(Layout element entries)
-- Begin --

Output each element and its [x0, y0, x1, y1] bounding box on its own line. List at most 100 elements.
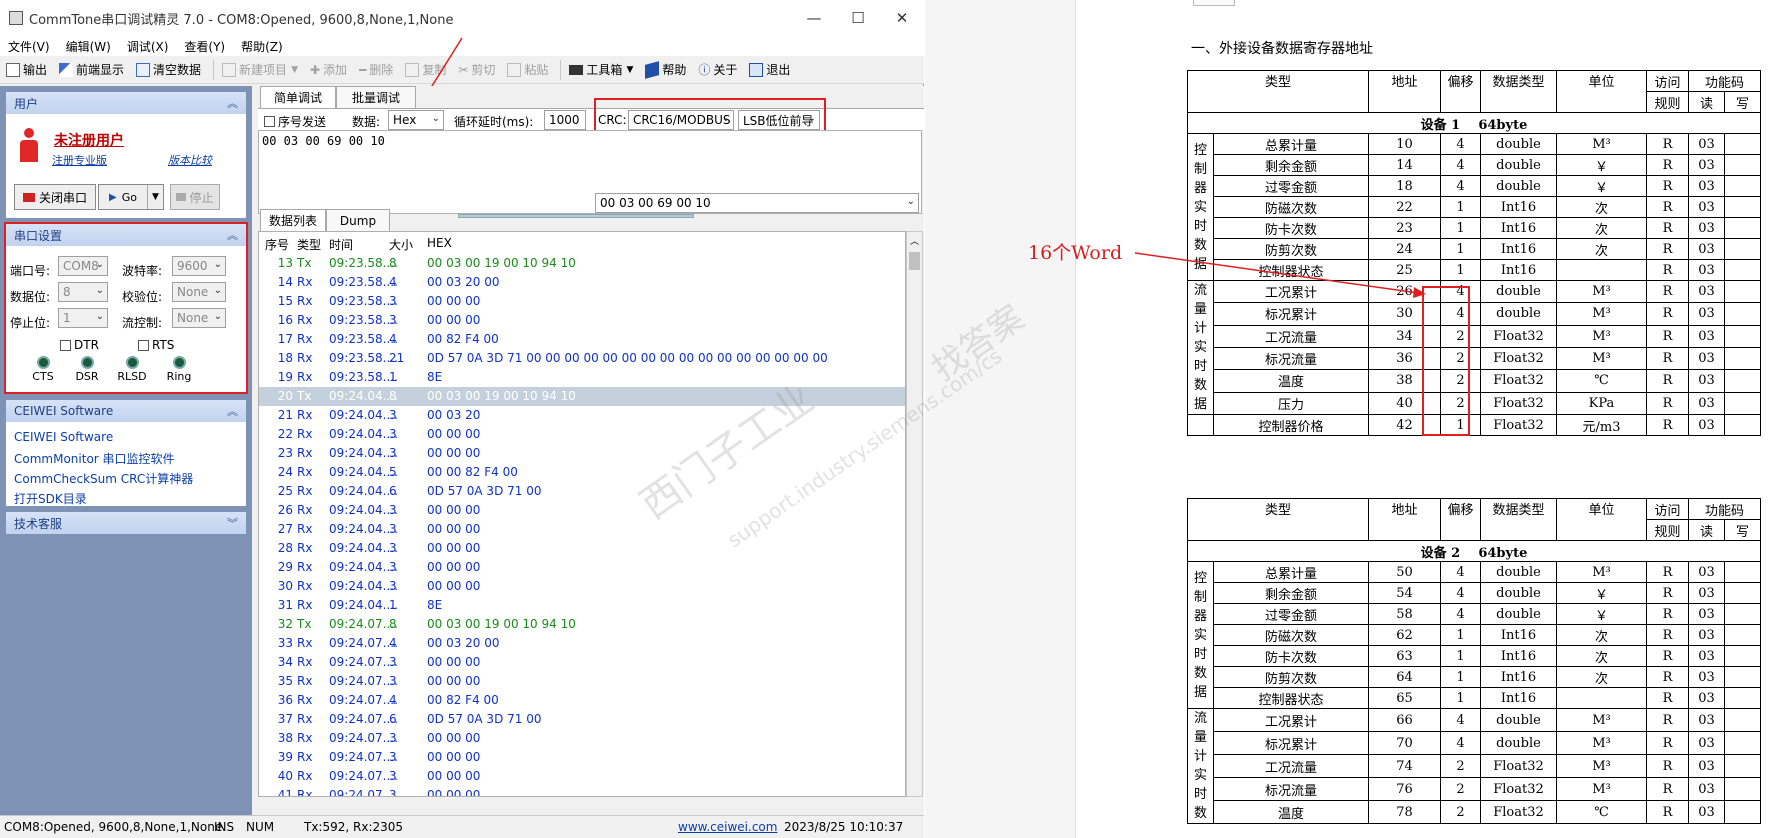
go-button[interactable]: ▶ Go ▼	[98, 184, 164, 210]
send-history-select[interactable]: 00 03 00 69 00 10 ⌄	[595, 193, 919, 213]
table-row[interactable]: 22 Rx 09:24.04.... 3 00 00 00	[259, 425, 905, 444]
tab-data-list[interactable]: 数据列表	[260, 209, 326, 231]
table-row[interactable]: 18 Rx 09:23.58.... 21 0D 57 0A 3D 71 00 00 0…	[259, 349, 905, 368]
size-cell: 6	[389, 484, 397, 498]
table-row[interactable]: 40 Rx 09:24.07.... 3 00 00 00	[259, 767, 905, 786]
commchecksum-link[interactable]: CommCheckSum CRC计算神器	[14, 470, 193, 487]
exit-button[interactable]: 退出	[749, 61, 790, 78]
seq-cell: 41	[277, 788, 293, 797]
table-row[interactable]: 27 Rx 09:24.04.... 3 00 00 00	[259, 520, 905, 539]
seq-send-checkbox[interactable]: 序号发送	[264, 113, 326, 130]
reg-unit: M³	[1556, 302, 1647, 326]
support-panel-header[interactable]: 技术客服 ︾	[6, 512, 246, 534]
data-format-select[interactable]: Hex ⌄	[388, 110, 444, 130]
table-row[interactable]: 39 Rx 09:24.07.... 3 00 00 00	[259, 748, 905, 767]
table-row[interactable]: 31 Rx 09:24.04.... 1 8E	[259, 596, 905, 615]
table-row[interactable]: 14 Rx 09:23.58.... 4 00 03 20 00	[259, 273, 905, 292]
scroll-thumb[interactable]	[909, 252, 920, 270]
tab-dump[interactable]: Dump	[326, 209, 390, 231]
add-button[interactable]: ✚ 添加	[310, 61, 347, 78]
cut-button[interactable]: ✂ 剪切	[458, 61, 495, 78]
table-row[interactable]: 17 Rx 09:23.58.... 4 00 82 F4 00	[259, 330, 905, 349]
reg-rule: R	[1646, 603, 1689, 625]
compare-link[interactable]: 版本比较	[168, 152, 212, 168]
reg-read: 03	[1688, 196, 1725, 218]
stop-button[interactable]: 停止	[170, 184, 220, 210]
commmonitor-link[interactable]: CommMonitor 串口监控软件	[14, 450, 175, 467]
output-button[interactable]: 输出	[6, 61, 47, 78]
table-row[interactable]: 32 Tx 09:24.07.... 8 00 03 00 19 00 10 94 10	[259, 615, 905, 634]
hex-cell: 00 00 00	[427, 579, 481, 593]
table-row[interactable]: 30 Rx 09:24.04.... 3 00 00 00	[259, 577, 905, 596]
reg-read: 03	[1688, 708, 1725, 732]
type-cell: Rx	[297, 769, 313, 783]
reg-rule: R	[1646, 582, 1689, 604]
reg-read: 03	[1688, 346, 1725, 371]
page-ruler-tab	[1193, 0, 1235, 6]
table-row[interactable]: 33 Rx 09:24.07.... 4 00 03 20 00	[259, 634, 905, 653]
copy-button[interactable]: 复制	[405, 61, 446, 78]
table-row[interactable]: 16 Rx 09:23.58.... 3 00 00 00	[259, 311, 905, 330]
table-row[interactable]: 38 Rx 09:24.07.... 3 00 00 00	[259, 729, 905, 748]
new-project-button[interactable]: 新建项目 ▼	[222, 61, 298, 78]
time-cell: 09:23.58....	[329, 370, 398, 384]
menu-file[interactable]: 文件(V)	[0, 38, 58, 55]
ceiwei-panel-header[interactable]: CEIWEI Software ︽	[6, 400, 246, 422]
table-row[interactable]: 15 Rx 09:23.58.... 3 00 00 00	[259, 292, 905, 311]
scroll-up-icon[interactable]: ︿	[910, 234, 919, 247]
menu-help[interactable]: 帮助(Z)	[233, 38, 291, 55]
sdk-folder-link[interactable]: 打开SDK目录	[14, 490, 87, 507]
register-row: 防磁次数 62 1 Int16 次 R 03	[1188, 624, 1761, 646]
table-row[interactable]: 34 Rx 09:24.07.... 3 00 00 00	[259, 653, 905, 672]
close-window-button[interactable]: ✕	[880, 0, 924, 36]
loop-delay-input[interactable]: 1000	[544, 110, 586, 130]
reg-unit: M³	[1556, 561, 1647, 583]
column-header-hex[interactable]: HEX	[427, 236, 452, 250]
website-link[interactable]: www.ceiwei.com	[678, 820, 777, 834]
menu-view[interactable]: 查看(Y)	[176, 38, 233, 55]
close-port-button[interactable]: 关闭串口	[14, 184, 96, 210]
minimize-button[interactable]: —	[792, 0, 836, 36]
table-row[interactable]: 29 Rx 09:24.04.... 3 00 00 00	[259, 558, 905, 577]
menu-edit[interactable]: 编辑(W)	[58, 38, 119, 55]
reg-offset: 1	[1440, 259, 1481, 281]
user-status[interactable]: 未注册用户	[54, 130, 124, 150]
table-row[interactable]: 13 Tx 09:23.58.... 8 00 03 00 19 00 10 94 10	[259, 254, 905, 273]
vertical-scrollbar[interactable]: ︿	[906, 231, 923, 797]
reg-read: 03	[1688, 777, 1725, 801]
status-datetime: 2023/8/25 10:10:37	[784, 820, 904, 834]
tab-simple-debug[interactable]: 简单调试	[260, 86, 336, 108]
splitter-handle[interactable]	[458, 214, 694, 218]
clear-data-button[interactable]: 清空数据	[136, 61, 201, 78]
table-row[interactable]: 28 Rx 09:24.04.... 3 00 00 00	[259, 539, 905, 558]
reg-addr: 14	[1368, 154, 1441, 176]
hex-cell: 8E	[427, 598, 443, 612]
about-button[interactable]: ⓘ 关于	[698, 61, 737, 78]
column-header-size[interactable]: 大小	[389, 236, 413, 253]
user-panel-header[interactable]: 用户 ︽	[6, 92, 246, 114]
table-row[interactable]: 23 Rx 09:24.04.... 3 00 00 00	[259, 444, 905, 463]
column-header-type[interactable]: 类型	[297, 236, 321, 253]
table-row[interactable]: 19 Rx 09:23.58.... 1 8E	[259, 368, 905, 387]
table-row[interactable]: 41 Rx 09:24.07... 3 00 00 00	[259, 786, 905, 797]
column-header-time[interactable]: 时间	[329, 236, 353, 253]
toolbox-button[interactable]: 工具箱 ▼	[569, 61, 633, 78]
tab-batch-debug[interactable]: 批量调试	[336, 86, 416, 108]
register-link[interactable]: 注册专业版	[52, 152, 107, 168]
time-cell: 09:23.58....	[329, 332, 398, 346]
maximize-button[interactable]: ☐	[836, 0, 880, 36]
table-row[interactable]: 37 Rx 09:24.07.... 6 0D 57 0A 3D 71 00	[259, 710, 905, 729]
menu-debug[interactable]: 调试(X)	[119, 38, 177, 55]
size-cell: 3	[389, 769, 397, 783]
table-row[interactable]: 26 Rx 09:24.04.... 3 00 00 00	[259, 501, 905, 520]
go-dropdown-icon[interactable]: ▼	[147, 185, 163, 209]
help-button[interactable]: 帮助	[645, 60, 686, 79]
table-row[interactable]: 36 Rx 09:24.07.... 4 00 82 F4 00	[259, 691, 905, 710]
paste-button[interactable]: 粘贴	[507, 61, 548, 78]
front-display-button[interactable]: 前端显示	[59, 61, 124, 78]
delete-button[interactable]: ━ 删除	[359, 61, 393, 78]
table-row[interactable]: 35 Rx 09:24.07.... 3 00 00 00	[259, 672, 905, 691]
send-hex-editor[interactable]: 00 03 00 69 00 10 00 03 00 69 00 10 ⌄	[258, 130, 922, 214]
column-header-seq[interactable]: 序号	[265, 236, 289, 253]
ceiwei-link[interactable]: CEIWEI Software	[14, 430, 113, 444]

-- End --

WHAT IS NEEDED: Please copy out every line of the entries above without changing anything, leaving out the pictures.

REPLY TO THE TASK:
Output each element and its [x0, y0, x1, y1] bounding box on its own line. List at most 100 elements.
go-button[interactable]: ▶ Go ▼	[98, 184, 164, 210]
send-history-select[interactable]: 00 03 00 69 00 10 ⌄	[595, 193, 919, 213]
table-row[interactable]: 22 Rx 09:24.04.... 3 00 00 00	[259, 425, 905, 444]
tab-data-list[interactable]: 数据列表	[260, 209, 326, 231]
table-row[interactable]: 18 Rx 09:23.58.... 21 0D 57 0A 3D 71 00 00 0…	[259, 349, 905, 368]
size-cell: 6	[389, 484, 397, 498]
table-row[interactable]: 40 Rx 09:24.07.... 3 00 00 00	[259, 767, 905, 786]
commchecksum-link[interactable]: CommCheckSum CRC计算神器	[14, 470, 193, 487]
exit-button[interactable]: 退出	[749, 61, 790, 78]
seq-cell: 41	[277, 788, 293, 797]
table-row[interactable]: 27 Rx 09:24.04.... 3 00 00 00	[259, 520, 905, 539]
seq-send-checkbox[interactable]: 序号发送	[264, 113, 326, 130]
reg-unit: M³	[1556, 302, 1647, 326]
support-panel-header[interactable]: 技术客服 ︾	[6, 512, 246, 534]
data-format-select[interactable]: Hex ⌄	[388, 110, 444, 130]
table-row[interactable]: 39 Rx 09:24.07.... 3 00 00 00	[259, 748, 905, 767]
table-row[interactable]: 31 Rx 09:24.04.... 1 8E	[259, 596, 905, 615]
table-row[interactable]: 14 Rx 09:23.58.... 4 00 03 20 00	[259, 273, 905, 292]
scroll-thumb[interactable]	[909, 252, 920, 270]
tab-dump[interactable]: Dump	[326, 209, 390, 231]
add-button[interactable]: ✚ 添加	[310, 61, 347, 78]
cut-button[interactable]: ✂ 剪切	[458, 61, 495, 78]
table-row[interactable]: 17 Rx 09:23.58.... 4 00 82 F4 00	[259, 330, 905, 349]
reg-rule: R	[1646, 603, 1689, 625]
compare-link[interactable]: 版本比较	[168, 152, 212, 168]
reg-read: 03	[1688, 196, 1725, 218]
stop-button[interactable]: 停止	[170, 184, 220, 210]
commmonitor-link[interactable]: CommMonitor 串口监控软件	[14, 450, 175, 467]
output-button[interactable]: 输出	[6, 61, 47, 78]
table-row[interactable]: 32 Tx 09:24.07.... 8 00 03 00 19 00 10 94 10	[259, 615, 905, 634]
hex-cell: 00 00 00	[427, 579, 481, 593]
table-row[interactable]: 30 Rx 09:24.04.... 3 00 00 00	[259, 577, 905, 596]
reg-read: 03	[1688, 708, 1725, 732]
type-cell: Rx	[297, 769, 313, 783]
reg-rule: R	[1646, 582, 1689, 604]
reg-read: 03	[1688, 346, 1725, 371]
page-ruler-tab	[1193, 0, 1235, 6]
table-row[interactable]: 33 Rx 09:24.07.... 4 00 03 20 00	[259, 634, 905, 653]
copy-button[interactable]: 复制	[405, 61, 446, 78]
table-row[interactable]: 16 Rx 09:23.58.... 3 00 00 00	[259, 311, 905, 330]
table-row[interactable]: 38 Rx 09:24.07.... 3 00 00 00	[259, 729, 905, 748]
new-project-button[interactable]: 新建项目 ▼	[222, 61, 298, 78]
time-cell: 09:23.58....	[329, 370, 398, 384]
menu-file[interactable]: 文件(V)	[0, 38, 58, 55]
ceiwei-panel-header[interactable]: CEIWEI Software ︽	[6, 400, 246, 422]
table-row[interactable]: 15 Rx 09:23.58.... 3 00 00 00	[259, 292, 905, 311]
scroll-up-icon[interactable]: ︿	[910, 234, 919, 247]
menu-help[interactable]: 帮助(Z)	[233, 38, 291, 55]
sdk-folder-link[interactable]: 打开SDK目录	[14, 490, 87, 507]
register-row: 防磁次数 62 1 Int16 次 R 03	[1188, 624, 1761, 646]
table-row[interactable]: 34 Rx 09:24.07.... 3 00 00 00	[259, 653, 905, 672]
close-window-button[interactable]: ✕	[880, 0, 924, 36]
loop-delay-input[interactable]: 1000	[544, 110, 586, 130]
reg-unit: M³	[1556, 561, 1647, 583]
column-header-hex[interactable]: HEX	[427, 236, 452, 250]
website-link[interactable]: www.ceiwei.com	[678, 820, 777, 834]
menu-view[interactable]: 查看(Y)	[176, 38, 233, 55]
close-port-button[interactable]: 关闭串口	[14, 184, 96, 210]
minimize-button[interactable]: —	[792, 0, 836, 36]
table-row[interactable]: 29 Rx 09:24.04.... 3 00 00 00	[259, 558, 905, 577]
menu-edit[interactable]: 编辑(W)	[58, 38, 119, 55]
reg-offset: 1	[1440, 259, 1481, 281]
user-status[interactable]: 未注册用户	[54, 130, 124, 150]
table-row[interactable]: 13 Tx 09:23.58.... 8 00 03 00 19 00 10 94 10	[259, 254, 905, 273]
vertical-scrollbar[interactable]: ︿	[906, 231, 923, 797]
reg-read: 03	[1688, 777, 1725, 801]
status-datetime: 2023/8/25 10:10:37	[784, 820, 904, 834]
tab-simple-debug[interactable]: 简单调试	[260, 86, 336, 108]
splitter-handle[interactable]	[458, 214, 694, 218]
clear-data-button[interactable]: 清空数据	[136, 61, 201, 78]
table-row[interactable]: 28 Rx 09:24.04.... 3 00 00 00	[259, 539, 905, 558]
reg-addr: 14	[1368, 154, 1441, 176]
hex-cell: 8E	[427, 598, 443, 612]
about-button[interactable]: ⓘ 关于	[698, 61, 737, 78]
column-header-size[interactable]: 大小	[389, 236, 413, 253]
user-panel-header[interactable]: 用户 ︽	[6, 92, 246, 114]
table-row[interactable]: 23 Rx 09:24.04.... 3 00 00 00	[259, 444, 905, 463]
column-header-type[interactable]: 类型	[297, 236, 321, 253]
table-row[interactable]: 19 Rx 09:23.58.... 1 8E	[259, 368, 905, 387]
table-row[interactable]: 41 Rx 09:24.07... 3 00 00 00	[259, 786, 905, 797]
column-header-time[interactable]: 时间	[329, 236, 353, 253]
toolbox-button[interactable]: 工具箱 ▼	[569, 61, 633, 78]
tab-batch-debug[interactable]: 批量调试	[336, 86, 416, 108]
register-link[interactable]: 注册专业版	[52, 152, 107, 168]
time-cell: 09:23.58....	[329, 332, 398, 346]
maximize-button[interactable]: ☐	[836, 0, 880, 36]
table-row[interactable]: 37 Rx 09:24.07.... 6 0D 57 0A 3D 71 00	[259, 710, 905, 729]
menu-debug[interactable]: 调试(X)	[119, 38, 177, 55]
size-cell: 3	[389, 769, 397, 783]
table-row[interactable]: 26 Rx 09:24.04.... 3 00 00 00	[259, 501, 905, 520]
go-dropdown-icon[interactable]: ▼	[147, 185, 163, 209]
help-button[interactable]: 帮助	[645, 60, 686, 79]
table-row[interactable]: 36 Rx 09:24.07.... 4 00 82 F4 00	[259, 691, 905, 710]
paste-button[interactable]: 粘贴	[507, 61, 548, 78]
front-display-button[interactable]: 前端显示	[59, 61, 124, 78]
delete-button[interactable]: ━ 删除	[359, 61, 393, 78]
table-row[interactable]: 35 Rx 09:24.07.... 3 00 00 00	[259, 672, 905, 691]
send-hex-editor[interactable]: 00 03 00 69 00 10 00 03 00 69 00 10 ⌄	[258, 130, 922, 214]
column-header-seq[interactable]: 序号	[265, 236, 289, 253]
ceiwei-link[interactable]: CEIWEI Software	[14, 430, 113, 444]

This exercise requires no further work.